**Passage for review**

Qualcomm is best known for its quirkily-named Wi-Fi and other wireless communications technologies; ETHOS®, Haystack®, and Gobi®, for starters. Relatively low-powered, they allow notebooks and smartphones access to broadband connectedness.
Qualcomm has now expanded its reach, and its power, to inductive charging for electric vehicles. Its wireless electric vehicle charging (WEVC) technology, HaloIPT will first allow wireless recharging of electric vehicles which park over a “sweet spot” that has the capability of sending power “over an air gap of hundreds of millimeters while still maintaining high-energy transfer electricity,” according to the company.
PCWorld reports that Halo’s inductive “WEVC can transfer up to 3.5 kilowatts of power at greater than 90 percent efficiency – that’s as good as, or even better, than wired charging. Instead of plugging in the EV to a charging station, the car will have a charging plate attached to its chassis. A charging mat, placed above or below the pavement, magnetically transfers power to the vehicle through the gap between them. Qualcomm explains that the car doesn’t even need to be precisely parked over the mat, a great deal of tolerance being built into the system.

**Using the information**
1. From the passage on Qualcomm's wireless charging, extract the span that begins at the words "Qualcomm is best" and stops after "to broadband connectedness.".
2. According to the passage on Qualcomm's wireless charging, how much power can WEVC transfer?
3. Name every Qualcomm wireless communications technology given by name in the passage on Qualcomm's wireless charging.

**Information**
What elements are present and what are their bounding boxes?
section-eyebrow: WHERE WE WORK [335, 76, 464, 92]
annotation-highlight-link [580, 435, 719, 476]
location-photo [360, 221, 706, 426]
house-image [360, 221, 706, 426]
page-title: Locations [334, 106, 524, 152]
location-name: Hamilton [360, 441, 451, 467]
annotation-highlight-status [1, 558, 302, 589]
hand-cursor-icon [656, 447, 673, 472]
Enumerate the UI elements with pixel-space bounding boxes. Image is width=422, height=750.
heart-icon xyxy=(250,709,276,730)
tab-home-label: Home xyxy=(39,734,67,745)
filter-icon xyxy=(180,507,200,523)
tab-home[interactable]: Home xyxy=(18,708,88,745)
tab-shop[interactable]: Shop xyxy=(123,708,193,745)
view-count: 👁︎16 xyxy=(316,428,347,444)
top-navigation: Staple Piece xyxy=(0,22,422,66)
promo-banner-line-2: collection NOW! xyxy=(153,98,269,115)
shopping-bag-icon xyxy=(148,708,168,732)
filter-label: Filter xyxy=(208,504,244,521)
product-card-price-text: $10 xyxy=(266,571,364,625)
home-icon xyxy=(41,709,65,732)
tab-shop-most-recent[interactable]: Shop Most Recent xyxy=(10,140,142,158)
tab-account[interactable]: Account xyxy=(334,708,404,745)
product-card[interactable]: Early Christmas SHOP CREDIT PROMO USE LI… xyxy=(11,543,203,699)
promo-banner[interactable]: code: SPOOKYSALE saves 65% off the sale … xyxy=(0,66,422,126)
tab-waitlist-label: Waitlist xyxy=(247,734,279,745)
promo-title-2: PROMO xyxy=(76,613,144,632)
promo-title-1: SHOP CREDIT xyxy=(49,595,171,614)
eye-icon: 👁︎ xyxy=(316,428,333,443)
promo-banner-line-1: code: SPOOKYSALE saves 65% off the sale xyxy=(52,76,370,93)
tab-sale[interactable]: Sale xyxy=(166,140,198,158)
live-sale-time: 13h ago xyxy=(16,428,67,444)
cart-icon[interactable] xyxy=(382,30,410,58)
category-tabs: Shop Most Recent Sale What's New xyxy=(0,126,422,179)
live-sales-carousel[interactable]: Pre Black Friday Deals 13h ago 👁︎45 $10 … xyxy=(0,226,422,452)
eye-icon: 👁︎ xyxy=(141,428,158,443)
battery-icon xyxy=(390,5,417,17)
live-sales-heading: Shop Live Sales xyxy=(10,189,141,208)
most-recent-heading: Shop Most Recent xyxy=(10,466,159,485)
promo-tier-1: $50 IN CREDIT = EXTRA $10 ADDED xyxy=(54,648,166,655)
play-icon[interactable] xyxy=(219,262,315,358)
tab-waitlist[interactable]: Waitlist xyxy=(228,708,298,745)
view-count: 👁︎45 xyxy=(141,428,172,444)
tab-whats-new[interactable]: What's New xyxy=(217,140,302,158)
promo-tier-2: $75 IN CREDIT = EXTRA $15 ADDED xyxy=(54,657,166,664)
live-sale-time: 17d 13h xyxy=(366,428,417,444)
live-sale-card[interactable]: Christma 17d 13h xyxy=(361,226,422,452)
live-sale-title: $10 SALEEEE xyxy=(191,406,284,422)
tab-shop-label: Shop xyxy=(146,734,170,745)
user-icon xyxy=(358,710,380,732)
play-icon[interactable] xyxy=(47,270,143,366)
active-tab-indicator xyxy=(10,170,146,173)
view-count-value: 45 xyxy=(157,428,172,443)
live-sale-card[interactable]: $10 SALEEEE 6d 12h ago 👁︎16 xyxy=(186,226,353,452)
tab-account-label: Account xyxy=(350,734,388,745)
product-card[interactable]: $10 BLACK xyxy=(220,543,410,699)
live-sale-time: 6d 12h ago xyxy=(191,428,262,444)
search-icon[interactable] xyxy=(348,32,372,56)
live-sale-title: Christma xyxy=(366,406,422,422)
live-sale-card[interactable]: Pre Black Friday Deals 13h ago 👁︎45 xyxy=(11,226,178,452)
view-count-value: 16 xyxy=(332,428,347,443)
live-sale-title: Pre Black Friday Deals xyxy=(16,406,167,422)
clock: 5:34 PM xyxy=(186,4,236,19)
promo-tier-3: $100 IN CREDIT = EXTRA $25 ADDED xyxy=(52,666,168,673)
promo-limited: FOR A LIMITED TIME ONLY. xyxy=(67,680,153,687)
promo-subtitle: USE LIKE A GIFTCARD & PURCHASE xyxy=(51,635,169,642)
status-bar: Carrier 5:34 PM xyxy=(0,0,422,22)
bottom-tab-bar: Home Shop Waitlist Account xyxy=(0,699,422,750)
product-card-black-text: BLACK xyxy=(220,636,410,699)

**List of answers**
1.
Qualcomm is best known for its quirkily-named Wi-Fi and other wireless communications technologies; ETHOS®, Haystack®, and Gobi®, for starters. Relatively low-powered, they allow notebooks and smartphones access to broadband connectedness.

2. Up to 3.5 kilowatts.

3. ETHOS®, Haystack®, Gobi®